WRITTEN EXERCISE
How many of the lines below hold the word "stochastic"? Answer only with the number.

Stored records
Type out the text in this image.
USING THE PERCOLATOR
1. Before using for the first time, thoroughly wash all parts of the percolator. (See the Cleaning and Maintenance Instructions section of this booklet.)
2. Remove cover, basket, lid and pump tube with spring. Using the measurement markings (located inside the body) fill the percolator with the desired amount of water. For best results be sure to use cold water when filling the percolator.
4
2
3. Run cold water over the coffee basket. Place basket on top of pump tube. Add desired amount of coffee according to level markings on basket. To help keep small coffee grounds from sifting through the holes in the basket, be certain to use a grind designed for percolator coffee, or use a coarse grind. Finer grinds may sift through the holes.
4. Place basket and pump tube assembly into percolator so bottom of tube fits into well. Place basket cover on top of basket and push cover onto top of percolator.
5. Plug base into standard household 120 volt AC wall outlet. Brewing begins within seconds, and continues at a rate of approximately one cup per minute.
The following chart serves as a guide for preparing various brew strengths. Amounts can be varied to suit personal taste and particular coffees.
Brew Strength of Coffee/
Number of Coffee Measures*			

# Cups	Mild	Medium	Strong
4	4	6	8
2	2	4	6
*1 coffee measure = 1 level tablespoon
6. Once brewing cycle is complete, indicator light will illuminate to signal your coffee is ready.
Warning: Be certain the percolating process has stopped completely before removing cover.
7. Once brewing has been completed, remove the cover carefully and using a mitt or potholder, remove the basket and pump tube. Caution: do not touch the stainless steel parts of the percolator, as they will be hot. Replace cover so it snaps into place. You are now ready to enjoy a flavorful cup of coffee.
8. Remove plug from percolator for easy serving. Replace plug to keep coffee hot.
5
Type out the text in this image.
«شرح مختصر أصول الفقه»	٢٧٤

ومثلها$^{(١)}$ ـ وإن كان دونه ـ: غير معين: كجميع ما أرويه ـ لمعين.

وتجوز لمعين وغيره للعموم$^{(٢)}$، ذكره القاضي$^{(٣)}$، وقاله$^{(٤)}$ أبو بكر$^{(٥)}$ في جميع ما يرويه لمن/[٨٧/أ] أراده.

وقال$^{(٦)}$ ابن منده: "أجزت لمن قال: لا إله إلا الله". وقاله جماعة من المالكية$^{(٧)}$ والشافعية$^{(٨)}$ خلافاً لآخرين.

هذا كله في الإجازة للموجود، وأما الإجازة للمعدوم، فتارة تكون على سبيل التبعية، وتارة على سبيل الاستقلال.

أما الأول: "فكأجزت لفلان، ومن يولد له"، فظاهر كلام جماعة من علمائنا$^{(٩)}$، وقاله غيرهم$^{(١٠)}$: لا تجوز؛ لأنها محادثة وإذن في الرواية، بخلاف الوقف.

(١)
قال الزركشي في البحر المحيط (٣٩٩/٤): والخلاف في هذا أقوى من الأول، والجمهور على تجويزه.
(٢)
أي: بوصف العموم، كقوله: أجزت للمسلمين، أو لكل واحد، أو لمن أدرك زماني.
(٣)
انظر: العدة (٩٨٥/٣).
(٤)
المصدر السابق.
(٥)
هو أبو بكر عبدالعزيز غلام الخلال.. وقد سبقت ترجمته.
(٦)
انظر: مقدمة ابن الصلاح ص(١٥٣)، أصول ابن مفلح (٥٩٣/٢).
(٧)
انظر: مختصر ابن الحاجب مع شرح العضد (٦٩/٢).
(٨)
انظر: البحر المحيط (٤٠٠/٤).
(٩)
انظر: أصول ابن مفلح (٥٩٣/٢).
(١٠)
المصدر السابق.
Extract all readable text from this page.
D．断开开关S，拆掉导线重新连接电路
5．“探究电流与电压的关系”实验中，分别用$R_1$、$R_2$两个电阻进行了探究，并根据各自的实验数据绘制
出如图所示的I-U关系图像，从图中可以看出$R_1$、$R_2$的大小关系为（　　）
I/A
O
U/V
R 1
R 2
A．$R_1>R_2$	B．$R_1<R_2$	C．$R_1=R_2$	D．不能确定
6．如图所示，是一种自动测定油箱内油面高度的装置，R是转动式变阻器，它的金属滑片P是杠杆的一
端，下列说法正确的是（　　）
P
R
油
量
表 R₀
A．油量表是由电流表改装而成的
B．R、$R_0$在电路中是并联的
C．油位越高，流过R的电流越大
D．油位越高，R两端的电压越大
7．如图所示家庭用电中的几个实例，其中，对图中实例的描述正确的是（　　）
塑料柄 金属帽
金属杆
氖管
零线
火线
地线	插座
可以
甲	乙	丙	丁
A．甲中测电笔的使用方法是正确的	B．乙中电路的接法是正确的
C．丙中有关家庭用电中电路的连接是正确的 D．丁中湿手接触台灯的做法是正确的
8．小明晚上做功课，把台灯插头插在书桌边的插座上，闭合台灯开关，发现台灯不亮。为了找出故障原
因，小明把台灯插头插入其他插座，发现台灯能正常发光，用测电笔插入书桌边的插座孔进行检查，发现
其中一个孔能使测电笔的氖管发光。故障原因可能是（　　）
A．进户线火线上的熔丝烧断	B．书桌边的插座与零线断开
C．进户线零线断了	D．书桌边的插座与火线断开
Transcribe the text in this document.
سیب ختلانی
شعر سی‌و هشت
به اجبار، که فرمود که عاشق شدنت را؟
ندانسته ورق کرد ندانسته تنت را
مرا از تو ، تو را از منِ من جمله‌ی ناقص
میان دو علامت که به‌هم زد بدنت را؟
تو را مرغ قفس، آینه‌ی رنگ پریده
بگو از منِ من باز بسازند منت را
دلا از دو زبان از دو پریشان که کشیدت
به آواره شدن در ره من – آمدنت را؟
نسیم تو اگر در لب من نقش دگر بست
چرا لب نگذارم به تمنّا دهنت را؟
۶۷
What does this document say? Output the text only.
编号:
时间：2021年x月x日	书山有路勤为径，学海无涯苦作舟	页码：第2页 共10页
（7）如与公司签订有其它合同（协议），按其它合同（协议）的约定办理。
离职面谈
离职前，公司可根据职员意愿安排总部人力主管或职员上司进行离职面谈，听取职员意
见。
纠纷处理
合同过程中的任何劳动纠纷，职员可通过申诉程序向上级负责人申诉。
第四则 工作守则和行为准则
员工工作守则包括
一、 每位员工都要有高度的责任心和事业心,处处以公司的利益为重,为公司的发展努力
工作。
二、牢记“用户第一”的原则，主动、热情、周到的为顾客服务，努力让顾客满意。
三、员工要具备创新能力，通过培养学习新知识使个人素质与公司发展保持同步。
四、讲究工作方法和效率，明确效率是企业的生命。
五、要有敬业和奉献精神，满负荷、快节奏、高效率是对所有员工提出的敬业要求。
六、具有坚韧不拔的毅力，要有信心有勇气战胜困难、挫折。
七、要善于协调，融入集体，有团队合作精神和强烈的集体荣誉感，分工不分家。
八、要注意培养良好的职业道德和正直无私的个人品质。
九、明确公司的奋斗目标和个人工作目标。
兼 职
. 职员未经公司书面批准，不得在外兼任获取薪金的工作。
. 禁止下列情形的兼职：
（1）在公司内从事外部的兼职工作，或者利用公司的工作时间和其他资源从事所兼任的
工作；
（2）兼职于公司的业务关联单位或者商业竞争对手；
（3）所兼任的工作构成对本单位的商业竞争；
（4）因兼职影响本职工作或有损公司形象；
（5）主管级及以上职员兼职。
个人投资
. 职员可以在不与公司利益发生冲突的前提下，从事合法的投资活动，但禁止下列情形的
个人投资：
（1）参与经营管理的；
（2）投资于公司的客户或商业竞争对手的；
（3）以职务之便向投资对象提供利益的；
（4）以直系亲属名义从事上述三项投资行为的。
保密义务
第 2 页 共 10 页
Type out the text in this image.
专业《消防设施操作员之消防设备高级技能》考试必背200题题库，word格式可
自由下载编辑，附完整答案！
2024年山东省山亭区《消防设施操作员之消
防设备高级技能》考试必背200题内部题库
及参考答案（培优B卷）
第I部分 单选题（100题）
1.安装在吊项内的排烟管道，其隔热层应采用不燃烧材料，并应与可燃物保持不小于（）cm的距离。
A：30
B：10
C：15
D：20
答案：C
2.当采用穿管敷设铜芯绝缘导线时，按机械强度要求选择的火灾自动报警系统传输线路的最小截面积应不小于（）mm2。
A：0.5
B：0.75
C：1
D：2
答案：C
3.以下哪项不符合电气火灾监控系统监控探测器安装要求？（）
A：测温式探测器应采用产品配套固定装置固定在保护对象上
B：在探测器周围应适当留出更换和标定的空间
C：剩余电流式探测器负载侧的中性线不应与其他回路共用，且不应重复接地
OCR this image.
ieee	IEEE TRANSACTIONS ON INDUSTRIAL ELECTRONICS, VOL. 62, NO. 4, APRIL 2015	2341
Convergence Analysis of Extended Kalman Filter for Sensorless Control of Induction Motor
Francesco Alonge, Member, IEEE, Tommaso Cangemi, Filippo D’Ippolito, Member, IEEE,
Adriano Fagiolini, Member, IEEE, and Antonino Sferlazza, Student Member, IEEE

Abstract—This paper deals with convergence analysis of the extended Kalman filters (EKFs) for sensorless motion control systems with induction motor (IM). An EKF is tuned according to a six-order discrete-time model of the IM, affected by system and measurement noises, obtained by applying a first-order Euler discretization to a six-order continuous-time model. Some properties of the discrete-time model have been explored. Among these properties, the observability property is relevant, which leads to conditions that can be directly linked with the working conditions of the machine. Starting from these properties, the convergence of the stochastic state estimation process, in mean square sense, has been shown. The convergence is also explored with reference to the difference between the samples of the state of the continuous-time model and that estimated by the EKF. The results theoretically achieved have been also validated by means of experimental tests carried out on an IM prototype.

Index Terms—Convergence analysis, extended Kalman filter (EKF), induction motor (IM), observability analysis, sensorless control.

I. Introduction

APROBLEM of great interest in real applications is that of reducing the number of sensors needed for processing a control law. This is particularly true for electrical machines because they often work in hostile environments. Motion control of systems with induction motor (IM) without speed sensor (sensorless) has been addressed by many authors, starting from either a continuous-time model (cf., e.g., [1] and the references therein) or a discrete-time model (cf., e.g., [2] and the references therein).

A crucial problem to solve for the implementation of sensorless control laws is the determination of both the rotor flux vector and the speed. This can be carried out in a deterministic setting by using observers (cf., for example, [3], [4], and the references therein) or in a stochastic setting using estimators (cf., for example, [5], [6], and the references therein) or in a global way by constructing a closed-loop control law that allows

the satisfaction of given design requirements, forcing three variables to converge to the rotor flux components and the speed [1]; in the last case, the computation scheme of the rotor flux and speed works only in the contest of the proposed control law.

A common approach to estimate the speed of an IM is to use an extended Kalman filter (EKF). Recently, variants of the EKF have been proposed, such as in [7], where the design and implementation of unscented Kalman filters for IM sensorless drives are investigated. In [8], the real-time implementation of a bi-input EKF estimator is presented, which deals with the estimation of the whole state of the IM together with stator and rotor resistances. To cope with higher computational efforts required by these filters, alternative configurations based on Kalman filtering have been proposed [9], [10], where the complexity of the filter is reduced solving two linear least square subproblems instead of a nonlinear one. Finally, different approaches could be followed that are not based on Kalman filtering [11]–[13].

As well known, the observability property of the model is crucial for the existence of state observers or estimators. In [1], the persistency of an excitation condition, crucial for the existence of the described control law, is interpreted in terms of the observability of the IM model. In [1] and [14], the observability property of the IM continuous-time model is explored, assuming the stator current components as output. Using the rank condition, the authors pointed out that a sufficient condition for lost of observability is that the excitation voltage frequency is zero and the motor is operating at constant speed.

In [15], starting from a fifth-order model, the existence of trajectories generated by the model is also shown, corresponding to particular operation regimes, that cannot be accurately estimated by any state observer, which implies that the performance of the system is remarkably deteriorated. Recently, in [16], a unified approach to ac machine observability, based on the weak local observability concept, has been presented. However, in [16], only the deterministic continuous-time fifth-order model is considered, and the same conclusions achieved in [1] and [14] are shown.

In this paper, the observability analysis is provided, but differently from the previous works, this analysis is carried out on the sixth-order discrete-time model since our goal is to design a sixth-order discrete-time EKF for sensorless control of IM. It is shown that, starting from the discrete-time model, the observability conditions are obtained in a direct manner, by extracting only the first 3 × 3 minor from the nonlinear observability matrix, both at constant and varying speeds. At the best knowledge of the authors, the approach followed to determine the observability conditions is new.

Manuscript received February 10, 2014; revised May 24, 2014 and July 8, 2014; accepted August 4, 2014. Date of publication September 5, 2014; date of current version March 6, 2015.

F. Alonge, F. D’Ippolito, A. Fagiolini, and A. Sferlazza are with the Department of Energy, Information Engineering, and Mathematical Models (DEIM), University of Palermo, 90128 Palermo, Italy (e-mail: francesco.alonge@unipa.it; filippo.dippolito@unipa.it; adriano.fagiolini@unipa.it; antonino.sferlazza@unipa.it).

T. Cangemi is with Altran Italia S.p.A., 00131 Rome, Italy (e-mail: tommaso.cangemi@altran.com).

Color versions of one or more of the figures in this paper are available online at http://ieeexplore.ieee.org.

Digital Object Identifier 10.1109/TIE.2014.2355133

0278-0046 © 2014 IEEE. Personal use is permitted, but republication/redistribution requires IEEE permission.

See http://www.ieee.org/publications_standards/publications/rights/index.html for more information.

WRITTEN RESPONSE
2